Figure dataset records:

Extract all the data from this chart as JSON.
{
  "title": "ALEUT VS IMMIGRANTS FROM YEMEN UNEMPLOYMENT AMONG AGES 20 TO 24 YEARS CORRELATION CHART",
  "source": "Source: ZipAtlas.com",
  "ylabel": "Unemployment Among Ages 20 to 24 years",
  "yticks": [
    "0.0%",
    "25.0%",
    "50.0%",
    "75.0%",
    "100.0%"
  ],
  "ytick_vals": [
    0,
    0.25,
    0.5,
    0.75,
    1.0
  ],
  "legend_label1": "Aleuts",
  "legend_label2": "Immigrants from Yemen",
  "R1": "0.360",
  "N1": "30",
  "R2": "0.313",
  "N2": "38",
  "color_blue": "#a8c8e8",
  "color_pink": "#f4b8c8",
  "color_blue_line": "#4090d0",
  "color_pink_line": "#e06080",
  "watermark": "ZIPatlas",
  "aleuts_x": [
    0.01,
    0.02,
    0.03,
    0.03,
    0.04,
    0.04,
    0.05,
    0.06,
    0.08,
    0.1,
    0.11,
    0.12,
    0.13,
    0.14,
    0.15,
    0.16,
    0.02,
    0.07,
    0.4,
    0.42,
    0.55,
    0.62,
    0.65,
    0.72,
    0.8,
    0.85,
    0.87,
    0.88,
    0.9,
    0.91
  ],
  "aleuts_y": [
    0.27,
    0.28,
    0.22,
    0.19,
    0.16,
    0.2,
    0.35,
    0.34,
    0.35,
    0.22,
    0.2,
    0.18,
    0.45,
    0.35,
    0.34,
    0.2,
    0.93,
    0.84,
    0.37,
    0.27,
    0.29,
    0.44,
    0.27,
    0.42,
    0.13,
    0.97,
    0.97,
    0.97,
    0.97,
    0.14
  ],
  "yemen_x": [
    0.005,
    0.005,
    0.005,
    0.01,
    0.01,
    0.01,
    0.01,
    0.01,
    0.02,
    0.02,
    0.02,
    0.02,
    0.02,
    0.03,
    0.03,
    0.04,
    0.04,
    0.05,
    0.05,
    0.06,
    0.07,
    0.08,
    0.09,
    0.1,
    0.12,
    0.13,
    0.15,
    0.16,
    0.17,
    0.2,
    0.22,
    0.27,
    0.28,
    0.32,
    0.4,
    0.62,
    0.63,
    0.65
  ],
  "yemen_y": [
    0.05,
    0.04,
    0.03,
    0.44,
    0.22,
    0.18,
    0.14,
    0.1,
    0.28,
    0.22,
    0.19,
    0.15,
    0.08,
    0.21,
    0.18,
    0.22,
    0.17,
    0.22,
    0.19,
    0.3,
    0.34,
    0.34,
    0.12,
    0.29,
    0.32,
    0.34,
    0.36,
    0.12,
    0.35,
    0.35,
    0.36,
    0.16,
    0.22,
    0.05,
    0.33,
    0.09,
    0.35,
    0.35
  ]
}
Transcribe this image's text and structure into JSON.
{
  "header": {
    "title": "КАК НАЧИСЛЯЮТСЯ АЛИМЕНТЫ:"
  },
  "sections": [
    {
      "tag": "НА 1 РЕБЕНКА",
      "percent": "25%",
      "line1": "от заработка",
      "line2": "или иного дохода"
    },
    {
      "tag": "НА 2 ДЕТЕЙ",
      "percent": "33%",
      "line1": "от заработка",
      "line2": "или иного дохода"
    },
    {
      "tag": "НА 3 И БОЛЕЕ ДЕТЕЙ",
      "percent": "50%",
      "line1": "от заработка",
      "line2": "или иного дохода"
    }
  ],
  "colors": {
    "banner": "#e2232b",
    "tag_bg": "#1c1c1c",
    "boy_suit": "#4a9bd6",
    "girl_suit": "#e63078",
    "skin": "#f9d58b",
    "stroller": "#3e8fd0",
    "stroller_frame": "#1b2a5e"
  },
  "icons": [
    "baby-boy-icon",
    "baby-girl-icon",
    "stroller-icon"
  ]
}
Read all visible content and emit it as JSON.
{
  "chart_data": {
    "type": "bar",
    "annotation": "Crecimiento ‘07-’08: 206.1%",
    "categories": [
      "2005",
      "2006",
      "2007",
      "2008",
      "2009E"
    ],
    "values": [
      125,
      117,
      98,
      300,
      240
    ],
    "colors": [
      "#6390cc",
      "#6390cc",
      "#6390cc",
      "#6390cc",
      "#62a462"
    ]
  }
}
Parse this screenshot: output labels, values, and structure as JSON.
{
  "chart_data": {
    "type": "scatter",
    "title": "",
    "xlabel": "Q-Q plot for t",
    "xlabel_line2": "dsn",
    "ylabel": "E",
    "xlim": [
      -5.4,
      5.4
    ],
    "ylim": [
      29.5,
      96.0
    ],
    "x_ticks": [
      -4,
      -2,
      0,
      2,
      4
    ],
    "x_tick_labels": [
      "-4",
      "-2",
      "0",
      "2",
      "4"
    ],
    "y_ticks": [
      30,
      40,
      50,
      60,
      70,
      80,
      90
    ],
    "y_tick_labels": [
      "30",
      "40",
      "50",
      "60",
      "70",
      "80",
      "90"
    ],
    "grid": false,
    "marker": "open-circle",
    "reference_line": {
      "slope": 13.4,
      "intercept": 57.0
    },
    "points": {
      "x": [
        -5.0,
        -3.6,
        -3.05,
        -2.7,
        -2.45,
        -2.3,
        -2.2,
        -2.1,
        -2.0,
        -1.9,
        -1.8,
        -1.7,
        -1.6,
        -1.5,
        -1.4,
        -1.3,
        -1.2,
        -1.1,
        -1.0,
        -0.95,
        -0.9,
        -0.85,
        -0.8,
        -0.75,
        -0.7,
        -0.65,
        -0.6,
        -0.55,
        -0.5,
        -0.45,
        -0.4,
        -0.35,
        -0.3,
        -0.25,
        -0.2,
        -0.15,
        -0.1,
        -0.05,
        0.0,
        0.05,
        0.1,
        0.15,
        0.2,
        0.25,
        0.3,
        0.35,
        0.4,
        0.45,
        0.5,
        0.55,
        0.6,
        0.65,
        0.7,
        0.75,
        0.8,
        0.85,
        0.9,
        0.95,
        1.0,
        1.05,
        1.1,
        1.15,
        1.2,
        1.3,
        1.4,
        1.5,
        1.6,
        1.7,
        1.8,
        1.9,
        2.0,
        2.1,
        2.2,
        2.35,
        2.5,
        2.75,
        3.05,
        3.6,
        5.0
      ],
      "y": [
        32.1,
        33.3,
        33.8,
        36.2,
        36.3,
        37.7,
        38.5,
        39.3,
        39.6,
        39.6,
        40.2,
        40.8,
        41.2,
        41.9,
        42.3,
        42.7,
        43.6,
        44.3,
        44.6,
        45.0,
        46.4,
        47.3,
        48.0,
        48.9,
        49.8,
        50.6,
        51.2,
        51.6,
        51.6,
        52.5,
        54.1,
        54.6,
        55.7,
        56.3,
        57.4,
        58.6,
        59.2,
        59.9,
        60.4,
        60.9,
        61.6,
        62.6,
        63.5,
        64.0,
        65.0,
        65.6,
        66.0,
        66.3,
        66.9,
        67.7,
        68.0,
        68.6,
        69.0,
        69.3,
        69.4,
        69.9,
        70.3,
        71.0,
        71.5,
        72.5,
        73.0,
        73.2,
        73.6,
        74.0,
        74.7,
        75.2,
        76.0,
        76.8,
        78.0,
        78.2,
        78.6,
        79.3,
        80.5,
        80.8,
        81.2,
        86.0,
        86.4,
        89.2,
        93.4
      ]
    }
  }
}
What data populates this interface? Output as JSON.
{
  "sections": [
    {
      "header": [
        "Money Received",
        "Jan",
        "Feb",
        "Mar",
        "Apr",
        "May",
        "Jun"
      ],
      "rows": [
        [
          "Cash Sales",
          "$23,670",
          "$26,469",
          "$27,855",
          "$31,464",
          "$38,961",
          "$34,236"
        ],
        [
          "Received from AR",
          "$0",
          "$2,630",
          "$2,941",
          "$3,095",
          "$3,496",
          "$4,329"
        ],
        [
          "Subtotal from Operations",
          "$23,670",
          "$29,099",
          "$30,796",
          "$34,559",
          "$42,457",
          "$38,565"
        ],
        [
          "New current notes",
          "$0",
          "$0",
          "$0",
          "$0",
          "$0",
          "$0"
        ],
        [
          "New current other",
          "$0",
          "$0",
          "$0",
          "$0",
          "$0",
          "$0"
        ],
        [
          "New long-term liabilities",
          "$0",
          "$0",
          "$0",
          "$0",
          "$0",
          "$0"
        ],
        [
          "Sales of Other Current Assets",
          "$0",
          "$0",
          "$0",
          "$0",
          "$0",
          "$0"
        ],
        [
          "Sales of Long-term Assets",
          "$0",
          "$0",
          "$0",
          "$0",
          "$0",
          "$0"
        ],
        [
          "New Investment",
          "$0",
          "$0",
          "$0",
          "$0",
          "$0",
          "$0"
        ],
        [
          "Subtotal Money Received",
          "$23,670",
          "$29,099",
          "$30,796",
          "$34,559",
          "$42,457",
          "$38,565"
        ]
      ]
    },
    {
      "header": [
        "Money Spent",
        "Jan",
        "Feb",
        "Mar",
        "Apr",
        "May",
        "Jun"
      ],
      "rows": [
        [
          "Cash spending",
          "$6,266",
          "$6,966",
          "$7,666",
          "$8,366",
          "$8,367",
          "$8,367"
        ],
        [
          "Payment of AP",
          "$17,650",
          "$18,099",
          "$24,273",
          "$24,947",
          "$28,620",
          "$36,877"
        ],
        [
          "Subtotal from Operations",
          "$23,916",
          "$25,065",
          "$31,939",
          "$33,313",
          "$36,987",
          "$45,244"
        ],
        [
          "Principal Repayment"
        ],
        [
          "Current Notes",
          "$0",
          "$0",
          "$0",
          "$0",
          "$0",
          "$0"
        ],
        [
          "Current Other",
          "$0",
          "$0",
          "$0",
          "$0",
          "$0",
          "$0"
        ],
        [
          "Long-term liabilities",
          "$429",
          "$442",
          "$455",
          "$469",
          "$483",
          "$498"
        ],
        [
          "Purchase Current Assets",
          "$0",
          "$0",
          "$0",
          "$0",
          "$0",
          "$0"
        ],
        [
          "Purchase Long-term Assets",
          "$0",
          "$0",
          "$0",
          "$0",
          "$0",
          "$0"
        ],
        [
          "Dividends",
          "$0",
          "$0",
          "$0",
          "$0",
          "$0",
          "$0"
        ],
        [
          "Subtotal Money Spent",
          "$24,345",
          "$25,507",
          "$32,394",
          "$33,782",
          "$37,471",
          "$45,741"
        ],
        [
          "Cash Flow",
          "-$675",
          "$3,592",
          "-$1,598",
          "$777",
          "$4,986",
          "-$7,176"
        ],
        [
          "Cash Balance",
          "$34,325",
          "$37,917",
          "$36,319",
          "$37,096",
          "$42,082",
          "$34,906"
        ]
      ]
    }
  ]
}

*Exercise instructions:* Select every line above that contains the word "Received", and copy it.

*Result:*
        "Money Received",
          "Received from AR",
          "Subtotal Money Received",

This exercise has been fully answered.